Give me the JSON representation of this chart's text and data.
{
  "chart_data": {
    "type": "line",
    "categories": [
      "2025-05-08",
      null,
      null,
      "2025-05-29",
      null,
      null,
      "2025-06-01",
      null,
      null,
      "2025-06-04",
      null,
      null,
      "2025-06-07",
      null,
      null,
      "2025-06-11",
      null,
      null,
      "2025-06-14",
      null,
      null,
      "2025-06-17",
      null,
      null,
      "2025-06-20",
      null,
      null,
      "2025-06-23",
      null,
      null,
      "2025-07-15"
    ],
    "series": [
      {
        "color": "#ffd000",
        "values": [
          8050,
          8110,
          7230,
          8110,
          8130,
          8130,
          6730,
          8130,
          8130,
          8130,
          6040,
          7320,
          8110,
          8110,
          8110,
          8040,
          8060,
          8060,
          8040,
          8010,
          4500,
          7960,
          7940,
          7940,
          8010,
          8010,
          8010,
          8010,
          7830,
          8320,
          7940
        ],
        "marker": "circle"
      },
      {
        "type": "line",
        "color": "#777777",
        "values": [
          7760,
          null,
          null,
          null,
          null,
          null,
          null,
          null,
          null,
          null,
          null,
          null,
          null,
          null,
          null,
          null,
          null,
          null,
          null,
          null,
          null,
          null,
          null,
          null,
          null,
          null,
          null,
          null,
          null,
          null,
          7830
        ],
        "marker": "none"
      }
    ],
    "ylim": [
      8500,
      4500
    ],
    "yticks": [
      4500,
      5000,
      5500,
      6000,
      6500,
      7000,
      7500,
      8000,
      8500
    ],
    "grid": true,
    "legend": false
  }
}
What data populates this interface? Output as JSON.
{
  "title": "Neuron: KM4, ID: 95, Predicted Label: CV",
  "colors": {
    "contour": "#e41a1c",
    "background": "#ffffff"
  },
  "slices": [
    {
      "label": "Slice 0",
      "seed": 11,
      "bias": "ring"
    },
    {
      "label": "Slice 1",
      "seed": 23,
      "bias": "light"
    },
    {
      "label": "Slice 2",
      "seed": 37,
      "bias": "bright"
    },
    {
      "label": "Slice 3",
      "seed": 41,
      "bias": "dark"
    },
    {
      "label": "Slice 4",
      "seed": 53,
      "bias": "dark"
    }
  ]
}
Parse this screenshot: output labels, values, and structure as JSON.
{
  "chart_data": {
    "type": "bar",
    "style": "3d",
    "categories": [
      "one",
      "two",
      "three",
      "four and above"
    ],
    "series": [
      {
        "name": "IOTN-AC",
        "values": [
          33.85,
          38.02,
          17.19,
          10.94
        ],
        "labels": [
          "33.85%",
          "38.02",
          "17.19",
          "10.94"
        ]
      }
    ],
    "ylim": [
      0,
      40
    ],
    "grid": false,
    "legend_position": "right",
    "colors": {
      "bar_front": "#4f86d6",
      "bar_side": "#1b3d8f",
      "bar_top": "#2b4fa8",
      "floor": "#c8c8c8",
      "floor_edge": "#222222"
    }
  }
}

▶ _Exercise description_
Repeat the whole listing exactly, keeping every line intact.

▶ _The result_
Give me the JSON representation of this chart's text and data.
{
  "chart_data": {
    "type": "line",
    "categories": [
      "2025-05-08",
      null,
      null,
      "2025-05-29",
      null,
      null,
      "2025-06-01",
      null,
      null,
      "2025-06-04",
      null,
      null,
      "2025-06-07",
      null,
      null,
      "2025-06-11",
      null,
      null,
      "2025-06-14",
      null,
      null,
      "2025-06-17",
      null,
      null,
      "2025-06-20",
      null,
      null,
      "2025-06-23",
      null,
      null,
      "2025-07-15"
    ],
    "series": [
      {
        "color": "#ffd000",
        "values": [
          8050,
          8110,
          7230,
          8110,
          8130,
          8130,
          6730,
          8130,
          8130,
          8130,
          6040,
          7320,
          8110,
          8110,
          8110,
          8040,
          8060,
          8060,
          8040,
          8010,
          4500,
          7960,
          7940,
          7940,
          8010,
          8010,
          8010,
          8010,
          7830,
          8320,
          7940
        ],
        "marker": "circle"
      },
      {
        "type": "line",
        "color": "#777777",
        "values": [
          7760,
          null,
          null,
          null,
          null,
          null,
          null,
          null,
          null,
          null,
          null,
          null,
          null,
          null,
          null,
          null,
          null,
          null,
          null,
          null,
          null,
          null,
          null,
          null,
          null,
          null,
          null,
          null,
          null,
          null,
          7830
        ],
        "marker": "none"
      }
    ],
    "ylim": [
      8500,
      4500
    ],
    "yticks": [
      4500,
      5000,
      5500,
      6000,
      6500,
      7000,
      7500,
      8000,
      8500
    ],
    "grid": true,
    "legend": false
  }
}
What data populates this interface? Output as JSON.
{
  "title": "Neuron: KM4, ID: 95, Predicted Label: CV",
  "colors": {
    "contour": "#e41a1c",
    "background": "#ffffff"
  },
  "slices": [
    {
      "label": "Slice 0",
      "seed": 11,
      "bias": "ring"
    },
    {
      "label": "Slice 1",
      "seed": 23,
      "bias": "light"
    },
    {
      "label": "Slice 2",
      "seed": 37,
      "bias": "bright"
    },
    {
      "label": "Slice 3",
      "seed": 41,
      "bias": "dark"
    },
    {
      "label": "Slice 4",
      "seed": 53,
      "bias": "dark"
    }
  ]
}
Parse this screenshot: output labels, values, and structure as JSON.
{
  "chart_data": {
    "type": "bar",
    "style": "3d",
    "categories": [
      "one",
      "two",
      "three",
      "four and above"
    ],
    "series": [
      {
        "name": "IOTN-AC",
        "values": [
          33.85,
          38.02,
          17.19,
          10.94
        ],
        "labels": [
          "33.85%",
          "38.02",
          "17.19",
          "10.94"
        ]
      }
    ],
    "ylim": [
      0,
      40
    ],
    "grid": false,
    "legend_position": "right",
    "colors": {
      "bar_front": "#4f86d6",
      "bar_side": "#1b3d8f",
      "bar_top": "#2b4fa8",
      "floor": "#c8c8c8",
      "floor_edge": "#222222"
    }
  }
}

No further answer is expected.